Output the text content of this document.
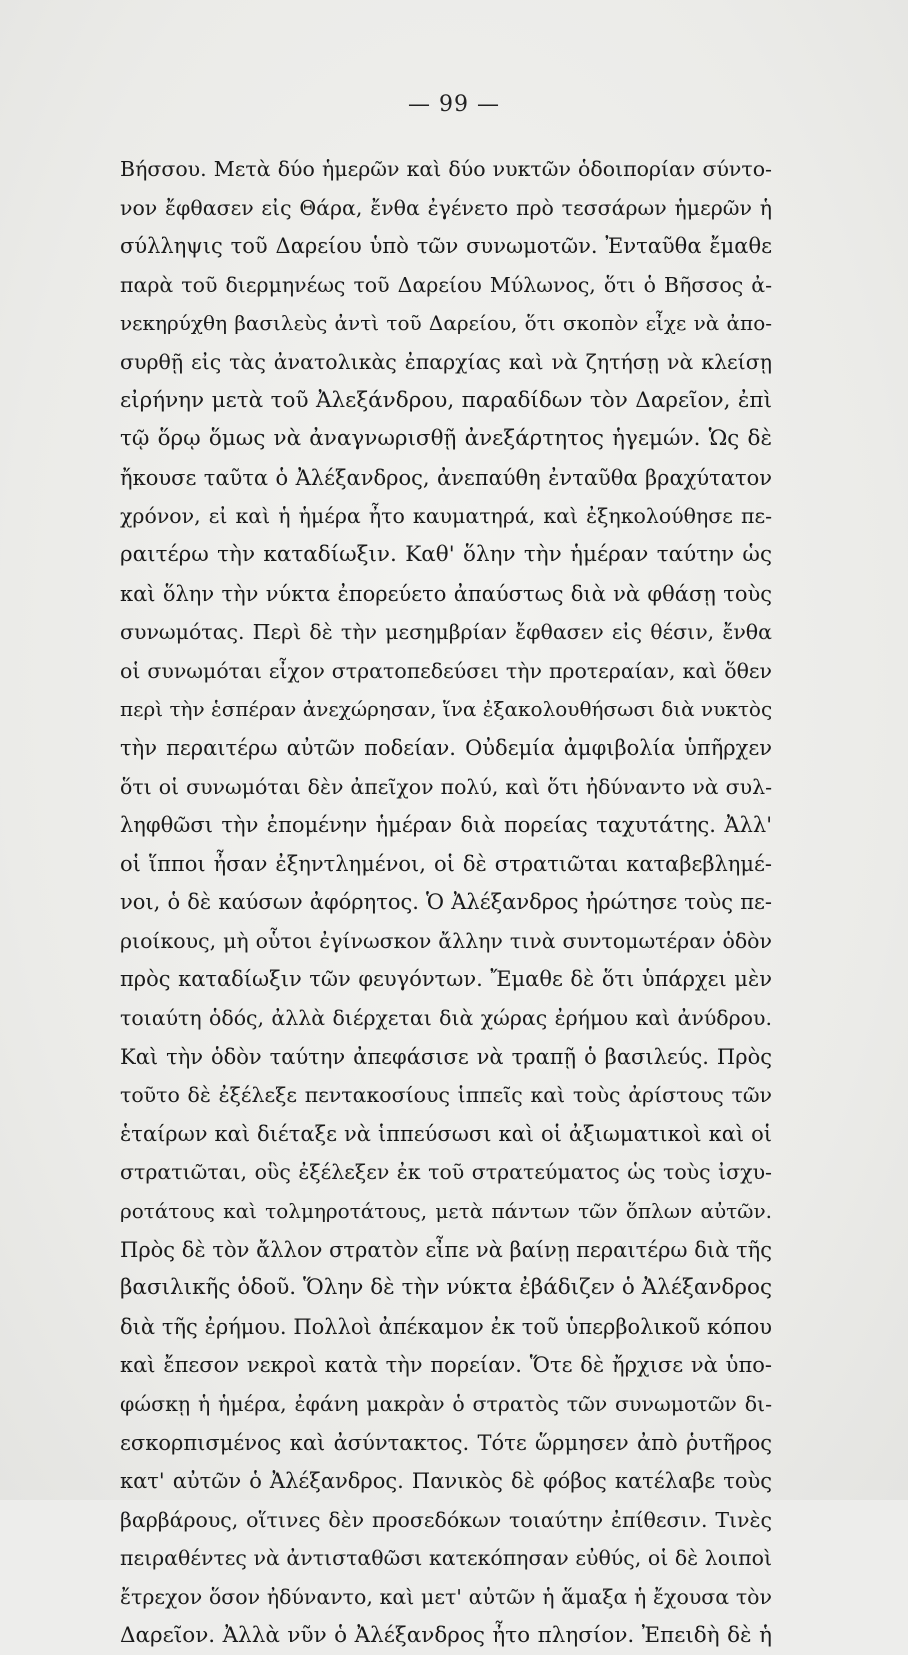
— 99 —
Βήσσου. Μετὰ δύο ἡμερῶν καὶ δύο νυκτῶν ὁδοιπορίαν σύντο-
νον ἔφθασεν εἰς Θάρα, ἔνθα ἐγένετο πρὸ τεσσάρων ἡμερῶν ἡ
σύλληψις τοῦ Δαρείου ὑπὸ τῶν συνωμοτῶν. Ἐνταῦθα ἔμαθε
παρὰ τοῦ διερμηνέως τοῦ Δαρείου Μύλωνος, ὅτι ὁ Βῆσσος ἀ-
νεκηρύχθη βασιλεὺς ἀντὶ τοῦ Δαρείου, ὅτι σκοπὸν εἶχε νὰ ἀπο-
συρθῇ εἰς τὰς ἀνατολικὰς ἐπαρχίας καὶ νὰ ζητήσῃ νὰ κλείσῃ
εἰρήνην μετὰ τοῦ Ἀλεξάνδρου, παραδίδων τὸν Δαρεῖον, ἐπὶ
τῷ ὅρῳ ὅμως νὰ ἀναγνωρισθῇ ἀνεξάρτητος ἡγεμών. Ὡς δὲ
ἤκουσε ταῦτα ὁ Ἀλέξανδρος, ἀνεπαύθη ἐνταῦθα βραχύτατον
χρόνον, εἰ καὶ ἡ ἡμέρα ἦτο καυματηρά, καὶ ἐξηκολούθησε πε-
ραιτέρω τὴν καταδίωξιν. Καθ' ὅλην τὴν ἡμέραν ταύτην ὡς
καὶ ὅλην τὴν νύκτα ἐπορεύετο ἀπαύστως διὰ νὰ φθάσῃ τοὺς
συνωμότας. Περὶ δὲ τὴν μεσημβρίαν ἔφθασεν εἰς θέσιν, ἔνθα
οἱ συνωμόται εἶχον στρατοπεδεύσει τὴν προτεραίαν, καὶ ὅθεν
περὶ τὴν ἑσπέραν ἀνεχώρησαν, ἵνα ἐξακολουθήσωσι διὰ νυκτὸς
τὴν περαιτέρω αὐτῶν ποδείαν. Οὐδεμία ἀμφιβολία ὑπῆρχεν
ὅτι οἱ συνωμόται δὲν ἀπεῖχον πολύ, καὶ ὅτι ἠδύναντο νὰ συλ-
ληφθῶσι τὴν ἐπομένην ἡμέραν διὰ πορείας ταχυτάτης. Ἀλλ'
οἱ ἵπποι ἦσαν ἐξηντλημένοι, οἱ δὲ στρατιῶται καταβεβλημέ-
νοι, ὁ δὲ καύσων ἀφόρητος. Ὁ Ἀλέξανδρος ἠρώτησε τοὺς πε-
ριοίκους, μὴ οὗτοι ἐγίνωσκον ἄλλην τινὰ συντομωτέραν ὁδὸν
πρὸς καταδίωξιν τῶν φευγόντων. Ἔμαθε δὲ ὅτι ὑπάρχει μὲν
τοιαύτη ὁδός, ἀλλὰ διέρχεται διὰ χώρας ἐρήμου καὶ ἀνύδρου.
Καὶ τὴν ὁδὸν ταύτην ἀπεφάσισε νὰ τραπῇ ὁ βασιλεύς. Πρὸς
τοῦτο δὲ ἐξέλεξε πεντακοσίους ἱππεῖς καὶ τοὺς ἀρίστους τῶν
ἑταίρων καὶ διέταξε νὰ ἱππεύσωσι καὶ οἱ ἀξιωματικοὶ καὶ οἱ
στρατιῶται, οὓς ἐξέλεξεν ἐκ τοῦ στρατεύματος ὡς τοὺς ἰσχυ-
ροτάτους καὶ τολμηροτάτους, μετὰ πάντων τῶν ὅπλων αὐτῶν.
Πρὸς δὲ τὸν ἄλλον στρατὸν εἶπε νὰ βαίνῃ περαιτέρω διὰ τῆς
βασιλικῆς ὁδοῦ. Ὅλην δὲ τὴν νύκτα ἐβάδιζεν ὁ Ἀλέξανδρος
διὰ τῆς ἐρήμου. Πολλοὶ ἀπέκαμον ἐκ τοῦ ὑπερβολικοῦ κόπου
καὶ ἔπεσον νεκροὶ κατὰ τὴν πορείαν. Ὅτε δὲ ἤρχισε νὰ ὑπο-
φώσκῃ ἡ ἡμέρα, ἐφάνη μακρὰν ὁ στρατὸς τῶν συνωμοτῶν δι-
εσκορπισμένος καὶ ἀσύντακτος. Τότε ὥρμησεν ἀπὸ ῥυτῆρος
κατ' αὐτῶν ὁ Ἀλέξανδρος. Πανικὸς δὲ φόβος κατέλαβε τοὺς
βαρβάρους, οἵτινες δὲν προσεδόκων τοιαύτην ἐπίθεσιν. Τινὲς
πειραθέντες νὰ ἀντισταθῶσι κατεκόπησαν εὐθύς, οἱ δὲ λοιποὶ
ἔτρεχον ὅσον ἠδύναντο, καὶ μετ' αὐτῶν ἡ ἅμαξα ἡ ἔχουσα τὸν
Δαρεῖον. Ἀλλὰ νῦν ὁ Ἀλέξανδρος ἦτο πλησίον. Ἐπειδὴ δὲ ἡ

☆ ☆ ☆ ☆

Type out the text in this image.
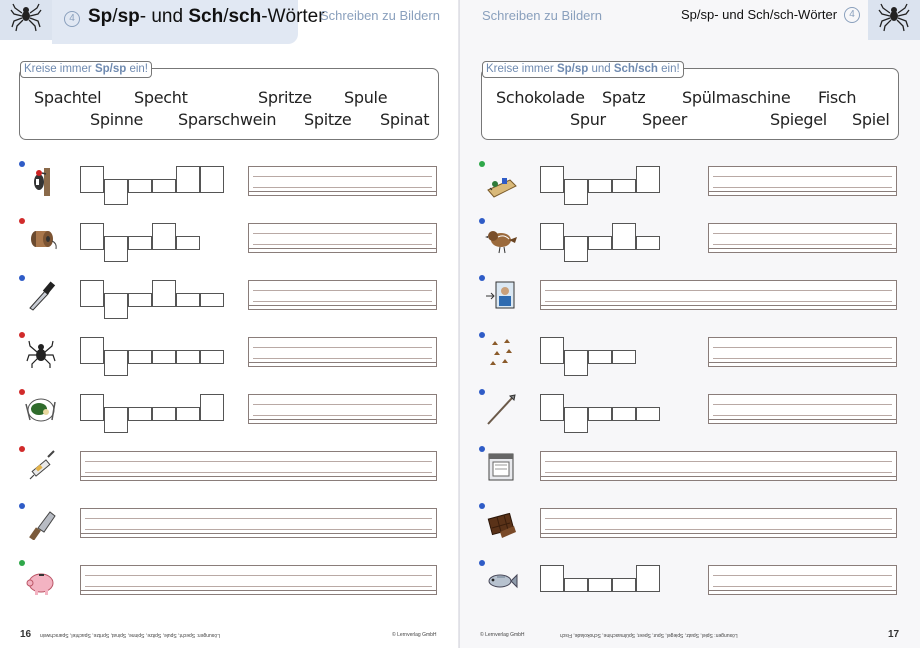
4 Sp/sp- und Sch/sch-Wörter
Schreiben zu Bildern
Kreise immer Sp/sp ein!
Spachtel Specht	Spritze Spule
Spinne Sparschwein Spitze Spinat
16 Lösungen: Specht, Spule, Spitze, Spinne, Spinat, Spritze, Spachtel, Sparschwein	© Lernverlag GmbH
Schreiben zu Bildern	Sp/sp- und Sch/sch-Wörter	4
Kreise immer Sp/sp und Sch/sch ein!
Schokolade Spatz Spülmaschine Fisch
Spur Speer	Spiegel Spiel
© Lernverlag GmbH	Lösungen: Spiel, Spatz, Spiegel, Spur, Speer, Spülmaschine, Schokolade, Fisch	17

☆ ☆ ☆ ☆

DESCRIPTION OF THE TASK » Check all the records above and select each line where the string "Spitze" is found.

COMPLETE ANSWER »
Spinne Sparschwein Spitze Spinat
16 Lösungen: Specht, Spule, Spitze, Spinne, Spinat, Spritze, Spachtel, Sparschwein	© Lernverlag GmbH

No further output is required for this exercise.